[Exercise material start]

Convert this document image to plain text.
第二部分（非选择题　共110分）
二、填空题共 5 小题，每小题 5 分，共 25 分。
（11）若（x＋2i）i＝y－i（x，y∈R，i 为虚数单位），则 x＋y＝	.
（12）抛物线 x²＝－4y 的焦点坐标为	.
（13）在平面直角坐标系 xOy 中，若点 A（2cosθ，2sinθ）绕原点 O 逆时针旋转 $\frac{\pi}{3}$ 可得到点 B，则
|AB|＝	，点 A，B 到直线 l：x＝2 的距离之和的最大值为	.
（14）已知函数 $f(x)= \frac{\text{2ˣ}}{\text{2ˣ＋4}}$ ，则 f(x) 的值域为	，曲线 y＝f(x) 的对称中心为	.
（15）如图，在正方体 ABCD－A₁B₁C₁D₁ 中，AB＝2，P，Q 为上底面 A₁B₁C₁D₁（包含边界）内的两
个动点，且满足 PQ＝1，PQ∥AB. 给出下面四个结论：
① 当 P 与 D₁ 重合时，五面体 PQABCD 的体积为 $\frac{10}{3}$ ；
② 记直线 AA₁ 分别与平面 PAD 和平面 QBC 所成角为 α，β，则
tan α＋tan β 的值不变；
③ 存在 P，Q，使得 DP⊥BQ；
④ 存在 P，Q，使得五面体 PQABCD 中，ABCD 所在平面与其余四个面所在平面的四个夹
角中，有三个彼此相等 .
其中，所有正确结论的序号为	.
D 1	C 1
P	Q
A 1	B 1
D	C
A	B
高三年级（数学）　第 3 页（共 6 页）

[Exercise material end]

### Stated problem
Copy the data above in full, character for character.

### Exercise result
Convert this document image to plain text.
第二部分（非选择题　共110分）
二、填空题共 5 小题，每小题 5 分，共 25 分。
（11）若（x＋2i）i＝y－i（x，y∈R，i 为虚数单位），则 x＋y＝	.
（12）抛物线 x²＝－4y 的焦点坐标为	.
（13）在平面直角坐标系 xOy 中，若点 A（2cosθ，2sinθ）绕原点 O 逆时针旋转 $\frac{\pi}{3}$ 可得到点 B，则
|AB|＝	，点 A，B 到直线 l：x＝2 的距离之和的最大值为	.
（14）已知函数 $f(x)= \frac{\text{2ˣ}}{\text{2ˣ＋4}}$ ，则 f(x) 的值域为	，曲线 y＝f(x) 的对称中心为	.
（15）如图，在正方体 ABCD－A₁B₁C₁D₁ 中，AB＝2，P，Q 为上底面 A₁B₁C₁D₁（包含边界）内的两
个动点，且满足 PQ＝1，PQ∥AB. 给出下面四个结论：
① 当 P 与 D₁ 重合时，五面体 PQABCD 的体积为 $\frac{10}{3}$ ；
② 记直线 AA₁ 分别与平面 PAD 和平面 QBC 所成角为 α，β，则
tan α＋tan β 的值不变；
③ 存在 P，Q，使得 DP⊥BQ；
④ 存在 P，Q，使得五面体 PQABCD 中，ABCD 所在平面与其余四个面所在平面的四个夹
角中，有三个彼此相等 .
其中，所有正确结论的序号为	.
D 1	C 1
P	Q
A 1	B 1
D	C
A	B
高三年级（数学）　第 3 页（共 6 页）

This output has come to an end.